Set problem. Arrange as a numbered list the lines of the data starting at the line that contains "youth-cell: 3.5 bbox=[461, 102, 505, 120]" and ending at the line that contains "mens-cell: 12.5 bbox=[1, 325, 45, 343]", leaving out blank lines.

═════ Provided information ═════

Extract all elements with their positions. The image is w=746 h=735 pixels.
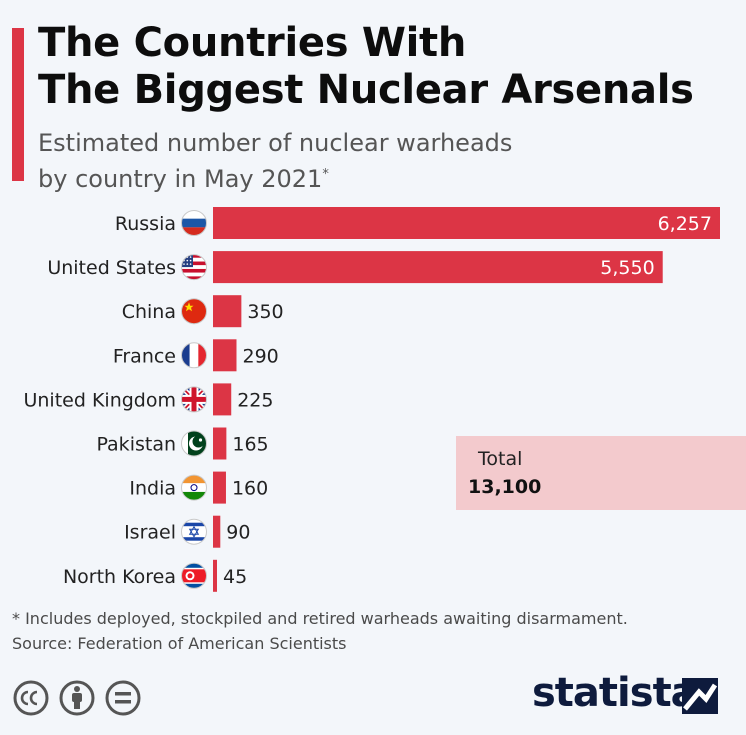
category-label: Pakistan: [96, 434, 176, 456]
no-derivatives-icon[interactable]: [105, 680, 141, 716]
category-label: India: [129, 478, 176, 500]
bar: [213, 471, 226, 504]
bar: [213, 559, 217, 592]
attribution-icon[interactable]: [59, 680, 95, 716]
value-label: 165: [232, 434, 268, 456]
statista-logo-icon: [682, 678, 718, 714]
total-value: 13,100: [468, 476, 542, 498]
bar: [213, 339, 237, 372]
bar-row-china: China 350: [122, 295, 284, 328]
total-box: Total 13,100: [456, 436, 746, 510]
cc-icon[interactable]: [13, 680, 49, 716]
value-label: 45: [223, 566, 247, 588]
bar-row-united-kingdom: United Kingdom 225: [23, 383, 273, 416]
north-korea-flag-icon: [181, 562, 207, 589]
footnote: * Includes deployed, stockpiled and reti…: [12, 609, 628, 628]
chart-title: The Countries With The Biggest Nuclear A…: [38, 20, 694, 114]
china-flag-icon: [181, 298, 207, 325]
statista-logo[interactable]: statista: [530, 668, 730, 718]
title-line-2: The Biggest Nuclear Arsenals: [38, 67, 694, 113]
bar-row-india: India 160: [129, 471, 268, 504]
israel-flag-icon: [181, 518, 207, 545]
title-line-1: The Countries With: [38, 20, 467, 66]
usa-flag-icon: [181, 254, 207, 281]
bar: [213, 207, 720, 239]
value-label: 90: [226, 522, 250, 544]
india-flag-icon: [181, 474, 207, 501]
bar-chart: Russia 6,257 United States 5,550 China 350 Fra…: [23, 207, 720, 592]
value-label: 5,550: [600, 257, 654, 279]
bar: [213, 295, 242, 328]
pakistan-flag-icon: [181, 430, 207, 457]
value-label: 6,257: [658, 213, 712, 235]
category-label: France: [113, 345, 176, 367]
category-label: North Korea: [63, 566, 176, 588]
bar: [213, 515, 221, 548]
bar-row-israel: Israel 90: [124, 515, 250, 548]
accent-bar: [12, 28, 24, 181]
bar: [213, 427, 227, 460]
value-label: 290: [242, 345, 278, 367]
brand-name: statista: [532, 670, 697, 716]
uk-flag-icon: [181, 386, 207, 413]
value-label: 350: [247, 301, 283, 323]
category-label: China: [122, 301, 176, 323]
total-label: Total: [478, 448, 523, 470]
category-label: Israel: [124, 522, 176, 544]
value-label: 160: [232, 478, 268, 500]
category-label: United States: [47, 257, 176, 279]
license-icons: [13, 680, 141, 716]
france-flag-icon: [181, 342, 207, 369]
chart-subtitle: Estimated number of nuclear warheads by …: [38, 128, 512, 195]
category-label: Russia: [115, 213, 176, 235]
bar-row-pakistan: Pakistan 165: [96, 427, 269, 460]
subtitle-footnote-mark: *: [322, 167, 329, 182]
bar: [213, 383, 232, 416]
bar: [213, 251, 663, 284]
bar-row-france: France 290: [113, 339, 279, 372]
subtitle-line-1: Estimated number of nuclear warheads: [38, 129, 513, 157]
subtitle-line-2-text: by country in May 2021: [38, 165, 323, 193]
footnote-block: * Includes deployed, stockpiled and reti…: [12, 606, 628, 656]
bar-row-united-states: United States 5,550: [47, 251, 663, 284]
source-note: Source: Federation of American Scientist…: [12, 634, 347, 653]
category-label: United Kingdom: [23, 389, 176, 411]
bar-row-russia: Russia 6,257: [115, 207, 720, 239]
subtitle-line-2: by country in May 2021*: [38, 159, 512, 195]
russia-flag-icon: [181, 210, 207, 236]
value-label: 225: [237, 389, 273, 411]
bar-row-north-korea: North Korea 45: [63, 559, 247, 592]
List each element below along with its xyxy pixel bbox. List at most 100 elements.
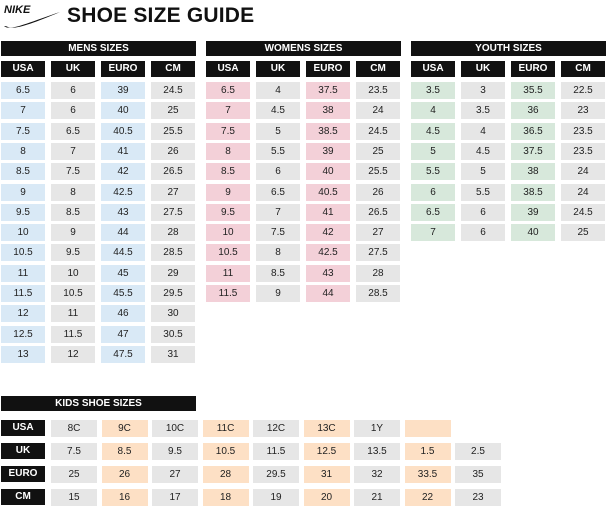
youth-cell: 3.5 bbox=[461, 102, 505, 120]
mens-cell: 47 bbox=[101, 325, 145, 343]
mens-cell: 41 bbox=[101, 142, 145, 160]
kids-cell bbox=[404, 420, 451, 437]
youth-cell: 4.5 bbox=[411, 122, 455, 140]
mens-cell: 11 bbox=[51, 305, 95, 323]
youth-cell: 36 bbox=[511, 102, 555, 120]
mens-cell: 26.5 bbox=[151, 163, 195, 181]
youth-column-header: EURO bbox=[511, 61, 555, 77]
womens-cell: 6 bbox=[256, 163, 300, 181]
youth-section-title: YOUTH SIZES bbox=[411, 41, 606, 56]
womens-cell: 11 bbox=[206, 264, 250, 282]
mens-cell: 28.5 bbox=[151, 244, 195, 262]
womens-cell: 7.5 bbox=[206, 122, 250, 140]
womens-column-header: EURO bbox=[306, 61, 350, 77]
kids-cell: 13C bbox=[303, 420, 350, 437]
womens-cell: 26.5 bbox=[356, 203, 400, 221]
youth-cell: 23 bbox=[561, 102, 605, 120]
kids-cell: 16 bbox=[101, 489, 148, 506]
youth-cell: 6 bbox=[461, 203, 505, 221]
mens-cell: 24.5 bbox=[151, 82, 195, 99]
mens-cell: 6.5 bbox=[1, 82, 45, 99]
womens-cell: 40 bbox=[306, 163, 350, 181]
womens-cell: 4 bbox=[256, 82, 300, 99]
youth-cell: 6 bbox=[461, 224, 505, 242]
kids-cell: 1.5 bbox=[404, 443, 451, 460]
mens-cell: 40.5 bbox=[101, 122, 145, 140]
mens-cell: 7 bbox=[1, 102, 45, 120]
youth-column-header: USA bbox=[411, 61, 455, 77]
youth-cell: 7 bbox=[411, 224, 455, 242]
kids-cell: 12C bbox=[253, 420, 299, 437]
kids-cell: 33.5 bbox=[404, 466, 451, 483]
womens-cell: 24 bbox=[356, 102, 400, 120]
youth-cell: 6.5 bbox=[411, 203, 455, 221]
womens-cell: 5 bbox=[256, 122, 300, 140]
mens-cell: 9 bbox=[1, 183, 45, 201]
mens-column-header: USA bbox=[1, 61, 45, 77]
womens-cell: 38.5 bbox=[306, 122, 350, 140]
womens-cell: 7 bbox=[256, 203, 300, 221]
mens-cell: 45.5 bbox=[101, 285, 145, 302]
womens-section-title: WOMENS SIZES bbox=[206, 41, 401, 56]
mens-cell: 40 bbox=[101, 102, 145, 120]
kids-cell: 15 bbox=[51, 489, 97, 506]
womens-cell: 8 bbox=[256, 244, 300, 262]
mens-cell: 7 bbox=[51, 142, 95, 160]
mens-cell: 12.5 bbox=[1, 325, 45, 343]
womens-cell: 9 bbox=[206, 183, 250, 201]
womens-cell: 41 bbox=[306, 203, 350, 221]
mens-cell: 6 bbox=[51, 82, 95, 99]
mens-cell: 31 bbox=[151, 345, 195, 363]
mens-cell: 27 bbox=[151, 183, 195, 201]
kids-row-label: UK bbox=[1, 443, 45, 459]
womens-cell: 38 bbox=[306, 102, 350, 120]
womens-cell: 10 bbox=[206, 224, 250, 242]
mens-cell: 44.5 bbox=[101, 244, 145, 262]
kids-cell: 22 bbox=[404, 489, 451, 506]
youth-cell: 4 bbox=[461, 122, 505, 140]
mens-cell: 47.5 bbox=[101, 345, 145, 363]
womens-cell: 9.5 bbox=[206, 203, 250, 221]
kids-section-title: KIDS SHOE SIZES bbox=[1, 396, 196, 411]
mens-cell: 25 bbox=[151, 102, 195, 120]
youth-cell: 3 bbox=[461, 82, 505, 99]
kids-cell: 12.5 bbox=[303, 443, 350, 460]
womens-cell: 25 bbox=[356, 142, 400, 160]
mens-cell: 26 bbox=[151, 142, 195, 160]
youth-cell: 39 bbox=[511, 203, 555, 221]
kids-row-label: CM bbox=[1, 489, 45, 505]
mens-cell: 12 bbox=[1, 305, 45, 323]
kids-cell: 9.5 bbox=[152, 443, 198, 460]
kids-cell: 11.5 bbox=[253, 443, 299, 460]
womens-cell: 7 bbox=[206, 102, 250, 120]
kids-cell: 2.5 bbox=[455, 443, 501, 460]
womens-cell: 42.5 bbox=[306, 244, 350, 262]
youth-column-header: UK bbox=[461, 61, 505, 77]
womens-cell: 5.5 bbox=[256, 142, 300, 160]
mens-cell: 9 bbox=[51, 224, 95, 242]
womens-cell: 44 bbox=[306, 285, 350, 302]
kids-cell: 11C bbox=[202, 420, 249, 437]
mens-cell: 39 bbox=[101, 82, 145, 99]
youth-cell: 38.5 bbox=[511, 183, 555, 201]
youth-cell: 25 bbox=[561, 224, 605, 242]
mens-cell: 8 bbox=[1, 142, 45, 160]
womens-cell: 6.5 bbox=[256, 183, 300, 201]
kids-row-label: EURO bbox=[1, 466, 45, 482]
page-title: SHOE SIZE GUIDE bbox=[67, 4, 255, 27]
mens-cell: 30.5 bbox=[151, 325, 195, 343]
mens-cell: 42.5 bbox=[101, 183, 145, 201]
kids-cell: 1Y bbox=[354, 420, 400, 437]
womens-cell: 25.5 bbox=[356, 163, 400, 181]
womens-cell: 28.5 bbox=[356, 285, 400, 302]
womens-cell: 4.5 bbox=[256, 102, 300, 120]
womens-cell: 10.5 bbox=[206, 244, 250, 262]
womens-cell: 8.5 bbox=[206, 163, 250, 181]
womens-cell: 37.5 bbox=[306, 82, 350, 99]
youth-cell: 6 bbox=[411, 183, 455, 201]
womens-cell: 8.5 bbox=[256, 264, 300, 282]
kids-cell: 25 bbox=[51, 466, 97, 483]
mens-cell: 11.5 bbox=[51, 325, 95, 343]
mens-section-title: MENS SIZES bbox=[1, 41, 196, 56]
mens-column-header: EURO bbox=[101, 61, 145, 77]
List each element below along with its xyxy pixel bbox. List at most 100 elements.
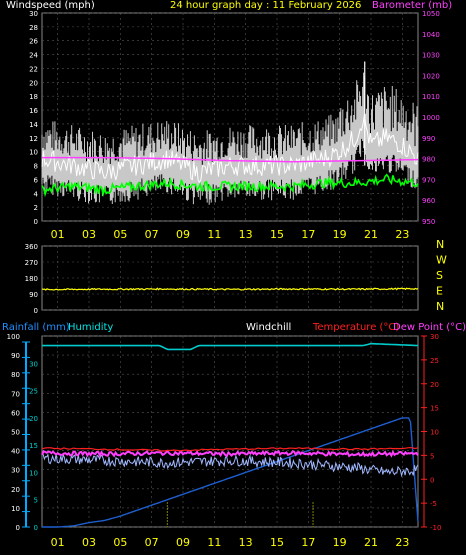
humidity-tick-label: 20 — [11, 486, 20, 494]
rain-tick-label: 20 — [29, 415, 38, 423]
humidity-tick-label: 40 — [11, 448, 20, 456]
windspeed-line — [41, 114, 419, 184]
direction-tick-label: 90 — [29, 291, 38, 299]
humidity-tick-label: 70 — [11, 390, 20, 398]
avg-windspeed-line — [41, 173, 419, 198]
wind-tick-label: 2 — [34, 204, 38, 212]
wind-tick-label: 20 — [29, 79, 38, 87]
wind-tick-label: 12 — [29, 135, 38, 143]
dewpoint-line — [41, 449, 419, 459]
rain-tick-label: 0 — [34, 524, 38, 532]
temp-tick-label: 10 — [430, 429, 439, 437]
wind-panel-hour-label: 19 — [333, 228, 347, 241]
temperature-label: Temperature (°C) — [312, 322, 399, 333]
baro-tick-label: 980 — [422, 156, 435, 164]
wind-panel-hour-label: 11 — [207, 228, 221, 241]
temp-tick-label: 5 — [430, 452, 434, 460]
humidity-tick-label: 100 — [7, 333, 20, 341]
wind-panel-hour-label: 07 — [145, 228, 159, 241]
humidity-tick-label: 10 — [11, 505, 20, 513]
temp-panel-hour-label: 21 — [364, 536, 378, 549]
baro-tick-label: 1040 — [422, 31, 440, 39]
wind-tick-label: 28 — [29, 24, 38, 32]
baro-tick-label: 970 — [422, 176, 435, 184]
humidity-tick-label: 30 — [11, 467, 20, 475]
wind-tick-label: 16 — [29, 107, 38, 115]
baro-tick-label: 990 — [422, 135, 435, 143]
compass-letter: N — [436, 238, 444, 251]
baro-tick-label: 1050 — [422, 10, 440, 18]
direction-tick-label: 270 — [25, 259, 38, 267]
temp-panel-hour-label: 23 — [395, 536, 409, 549]
temp-tick-label: -10 — [430, 524, 441, 532]
baro-tick-label: 1020 — [422, 72, 440, 80]
wind-panel-hour-label: 15 — [270, 228, 284, 241]
rainfall-label: Rainfall (mm) — [2, 322, 70, 333]
temp-tick-label: 20 — [430, 381, 439, 389]
wind-panel-hour-label: 03 — [82, 228, 96, 241]
barometer-label: Barometer (mb) — [372, 0, 452, 11]
barometer-line — [42, 156, 419, 163]
wind-tick-label: 24 — [29, 52, 38, 60]
wind-tick-label: 22 — [29, 65, 38, 73]
temp-panel-hour-label: 09 — [176, 536, 190, 549]
compass-letter: S — [436, 269, 443, 282]
wind-direction-line — [41, 287, 419, 291]
wind-panel-hour-label: 17 — [301, 228, 315, 241]
temp-panel-hour-label: 07 — [145, 536, 159, 549]
baro-tick-label: 1010 — [422, 93, 440, 101]
graph-title: 24 hour graph day : 11 February 2026 — [170, 0, 361, 11]
wind-panel-hour-label: 01 — [51, 228, 65, 241]
temp-tick-label: 15 — [430, 405, 439, 413]
rainfall-line — [42, 417, 419, 528]
baro-tick-label: 1030 — [422, 52, 440, 60]
temp-tick-label: 0 — [430, 476, 434, 484]
compass-letter: N — [436, 300, 444, 313]
rain-tick-label: 25 — [29, 388, 38, 396]
direction-tick-label: 360 — [25, 243, 38, 251]
wind-tick-label: 4 — [34, 190, 39, 198]
wind-tick-label: 6 — [34, 176, 39, 184]
humidity-label: Humidity — [68, 322, 113, 333]
windchill-label: Windchill — [246, 322, 291, 333]
temp-panel-hour-label: 13 — [239, 536, 253, 549]
rain-tick-label: 30 — [29, 360, 38, 368]
wind-panel-hour-label: 21 — [364, 228, 378, 241]
humidity-tick-label: 0 — [16, 524, 20, 532]
temperature-line — [41, 447, 419, 452]
direction-panel-frame — [41, 245, 419, 311]
wind-tick-label: 18 — [29, 93, 38, 101]
temp-panel-frame — [41, 335, 419, 528]
temp-panel-hour-label: 19 — [333, 536, 347, 549]
temp-panel-hour-label: 15 — [270, 536, 284, 549]
temp-panel-hour-label: 11 — [207, 536, 221, 549]
windspeed-label: Windspeed (mph) — [6, 0, 95, 11]
temp-panel-hour-label: 01 — [51, 536, 65, 549]
wind-tick-label: 10 — [29, 149, 38, 157]
rain-tick-label: 10 — [29, 469, 38, 477]
temp-panel-hour-label: 17 — [301, 536, 315, 549]
wind-panel-hour-label: 05 — [113, 228, 127, 241]
humidity-tick-label: 50 — [11, 429, 20, 437]
rain-tick-label: 15 — [29, 442, 38, 450]
baro-tick-label: 1000 — [422, 114, 440, 122]
dewpoint-label: Dew Point (°C) — [393, 322, 466, 333]
humidity-tick-label: 60 — [11, 409, 20, 417]
wind-tick-label: 0 — [34, 218, 38, 226]
humidity-tick-label: 80 — [11, 371, 20, 379]
wind-tick-label: 14 — [29, 121, 38, 129]
temp-panel-hour-label: 03 — [82, 536, 96, 549]
compass-letter: W — [436, 254, 447, 267]
wind-tick-label: 26 — [29, 38, 38, 46]
wind-panel-hour-label: 09 — [176, 228, 190, 241]
rain-tick-label: 5 — [34, 497, 38, 505]
compass-letter: E — [436, 285, 443, 298]
wind-panel-hour-label: 13 — [239, 228, 253, 241]
baro-tick-label: 950 — [422, 218, 435, 226]
temp-tick-label: 30 — [430, 333, 439, 341]
direction-tick-label: 180 — [25, 275, 38, 283]
temp-tick-label: -5 — [430, 500, 437, 508]
wind-tick-label: 30 — [29, 10, 38, 18]
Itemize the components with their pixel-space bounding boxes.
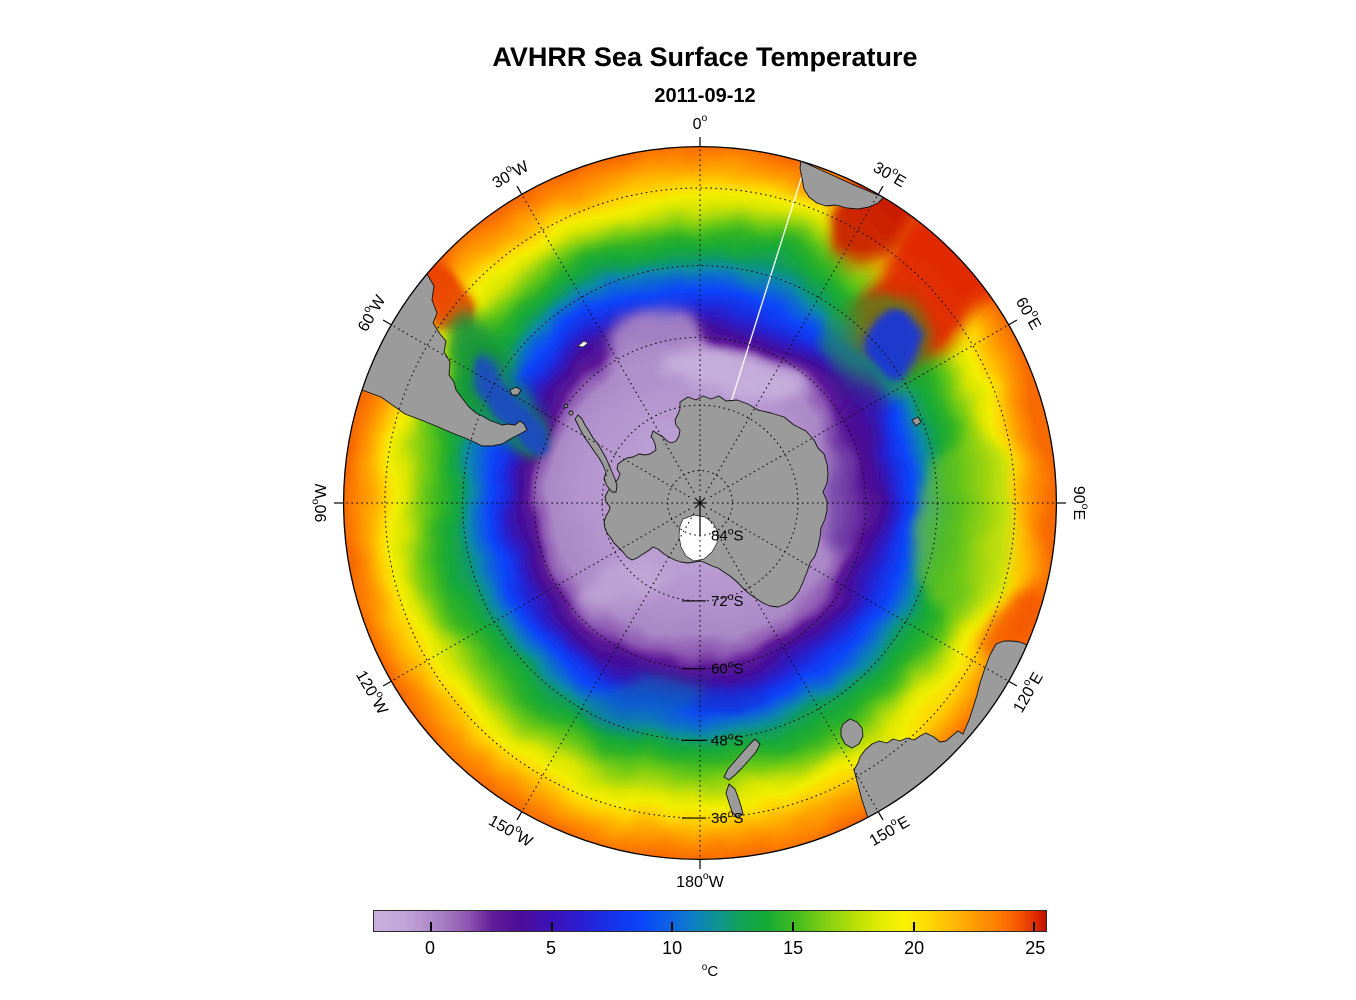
meridian-label: 60oE	[1012, 293, 1047, 333]
cold-crozet-blue-overlay	[865, 310, 921, 380]
colorbar-unit-label: oC	[373, 962, 1047, 981]
south-america-landmass	[361, 273, 528, 447]
meridian-label: 90oW	[309, 483, 330, 523]
antarctic-peninsula-landmass	[574, 414, 618, 493]
meridian-label: 120oW	[353, 666, 395, 718]
meridian-edge-tick	[1008, 319, 1018, 326]
antarctica-landmass	[603, 395, 829, 608]
ice-lavender-light-overlay	[665, 343, 805, 401]
figure-date-subtitle: 2011-09-12	[654, 85, 756, 107]
pole-marker	[693, 496, 707, 510]
colorbar-gradient-bar	[373, 910, 1047, 932]
colorbar-tick	[550, 922, 553, 931]
cold-south-of-nz-blue-overlay	[698, 681, 758, 713]
new-zealand-south-island	[723, 738, 761, 781]
peninsula-island	[568, 410, 574, 416]
meridian-edge-tick	[877, 185, 884, 195]
meridian-label: 30oE	[870, 156, 910, 191]
colorbar-tick	[912, 922, 915, 931]
cold-falklands-blue-overlay	[475, 353, 549, 455]
degree-superscript: o	[701, 962, 708, 973]
meridian-label: 180oW	[676, 870, 725, 891]
meridian-edge-tick	[516, 811, 523, 821]
meridian-edge-tick	[516, 185, 523, 195]
colorbar-tick	[429, 922, 432, 931]
indian-lime-overlay	[915, 430, 1015, 620]
warm-120e-overlay	[987, 585, 1039, 659]
map-boundary-circle	[342, 145, 1058, 861]
colorbar-tick	[671, 922, 674, 931]
south-georgia-island	[577, 340, 589, 348]
colorbar-tick-labels: 0 5 10 15 20 25	[373, 938, 1047, 962]
meridian-label: 60oW	[352, 290, 390, 335]
colorbar-tick-label: 10	[662, 938, 683, 958]
new-zealand-north-island	[725, 783, 744, 819]
purple-band-east-overlay	[823, 385, 881, 555]
colorbar-tick-label: 0	[425, 938, 436, 958]
cold-south-of-nz-teal-overlay	[574, 672, 706, 728]
parallel-label: 48oS	[711, 730, 744, 749]
meridian-edge-tick	[382, 680, 392, 687]
colorbar: 0 5 10 15 20 25 oC	[373, 910, 1047, 980]
meridian-label: 90oE	[1071, 486, 1092, 520]
colorbar-tick	[791, 922, 794, 931]
landmasses	[361, 160, 1028, 819]
graticule-meridians	[334, 137, 1066, 869]
parallel-label: 36oS	[711, 808, 744, 827]
parallel-label: 60oS	[711, 659, 744, 678]
parallel-label: 72oS	[711, 591, 744, 610]
unit-letter: C	[707, 963, 719, 980]
tasmania-island	[840, 718, 864, 749]
map-disc	[343, 146, 1057, 860]
parallel-circle	[384, 187, 1016, 819]
meridian-label: 30oW	[488, 154, 533, 192]
meridian-edge-tick	[877, 811, 884, 821]
meridian-edge-tick	[382, 319, 392, 326]
ross-ice-shelf	[678, 514, 719, 562]
colorbar-tick	[1033, 922, 1036, 931]
colorbar-tick-label: 20	[904, 938, 925, 958]
kerguelen-island	[911, 416, 922, 427]
colorbar-tick-label: 25	[1025, 938, 1046, 958]
ice-lavender-light2-overlay	[581, 558, 671, 614]
africa-landmass	[799, 160, 885, 210]
parallel-label: 84oS	[711, 525, 744, 544]
meridian-label: 150oE	[865, 810, 913, 849]
colorbar-tick-label: 5	[546, 938, 557, 958]
meridian-label: 0o	[693, 112, 708, 133]
warm-brazil-current-overlay	[416, 256, 468, 334]
meridian-edge-tick	[1008, 680, 1018, 687]
colorbar-tick-label: 15	[783, 938, 804, 958]
meridian-label: 120oE	[1007, 668, 1046, 716]
figure-title: AVHRR Sea Surface Temperature	[492, 42, 918, 72]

═════

Answer.
1. youth-cell: 3.5 bbox=[461, 102, 505, 120]
2. mens-cell: 47 bbox=[101, 325, 145, 343]
3. mens-cell: 41 bbox=[101, 142, 145, 160]
4. kids-cell bbox=[404, 420, 451, 437]
5. youth-cell: 4.5 bbox=[411, 122, 455, 140]
6. mens-cell: 11 bbox=[51, 305, 95, 323]
7. youth-cell: 36 bbox=[511, 102, 555, 120]
8. mens-cell: 26.5 bbox=[151, 163, 195, 181]
9. youth-column-header: EURO bbox=[511, 61, 555, 77]
10. womens-cell: 6 bbox=[256, 163, 300, 181]
11. youth-section-title: YOUTH SIZES bbox=[411, 41, 606, 56]
12. womens-cell: 11 bbox=[206, 264, 250, 282]
13. mens-cell: 28.5 bbox=[151, 244, 195, 262]
14. womens-cell: 7.5 bbox=[206, 122, 250, 140]
15. womens-column-header: EURO bbox=[306, 61, 350, 77]
16. kids-cell: 13C bbox=[303, 420, 350, 437]
17. womens-cell: 26.5 bbox=[356, 203, 400, 221]
18. youth-cell: 23 bbox=[561, 102, 605, 120]
19. kids-cell: 16 bbox=[101, 489, 148, 506]
20. youth-cell: 6 bbox=[461, 203, 505, 221]
21. mens-cell: 24.5 bbox=[151, 82, 195, 99]
22. mens-cell: 6.5 bbox=[1, 82, 45, 99]
23. womens-cell: 40 bbox=[306, 163, 350, 181]
24. womens-cell: 4 bbox=[256, 82, 300, 99]
25. youth-cell: 6 bbox=[461, 224, 505, 242]
26. kids-cell: 1.5 bbox=[404, 443, 451, 460]
27. mens-cell: 40.5 bbox=[101, 122, 145, 140]
28. mens-cell: 7 bbox=[1, 102, 45, 120]
29. youth-column-header: USA bbox=[411, 61, 455, 77]
30. youth-cell: 7 bbox=[411, 224, 455, 242]
31. kids-cell: 12C bbox=[253, 420, 299, 437]
32. kids-cell: 33.5 bbox=[404, 466, 451, 483]
33. womens-cell: 24 bbox=[356, 102, 400, 120]
34. youth-cell: 6.5 bbox=[411, 203, 455, 221]
35. womens-cell: 5 bbox=[256, 122, 300, 140]
36. mens-cell: 9 bbox=[1, 183, 45, 201]
37. mens-column-header: USA bbox=[1, 61, 45, 77]
38. womens-cell: 38.5 bbox=[306, 122, 350, 140]
39. womens-cell: 7 bbox=[256, 203, 300, 221]
40. mens-cell: 45.5 bbox=[101, 285, 145, 302]
41. womens-section-title: WOMENS SIZES bbox=[206, 41, 401, 56]
42. mens-cell: 40 bbox=[101, 102, 145, 120]
43. kids-cell: 15 bbox=[51, 489, 97, 506]
44. womens-cell: 8 bbox=[256, 244, 300, 262]
45. mens-cell: 7 bbox=[51, 142, 95, 160]
46. mens-cell: 12.5 bbox=[1, 325, 45, 343]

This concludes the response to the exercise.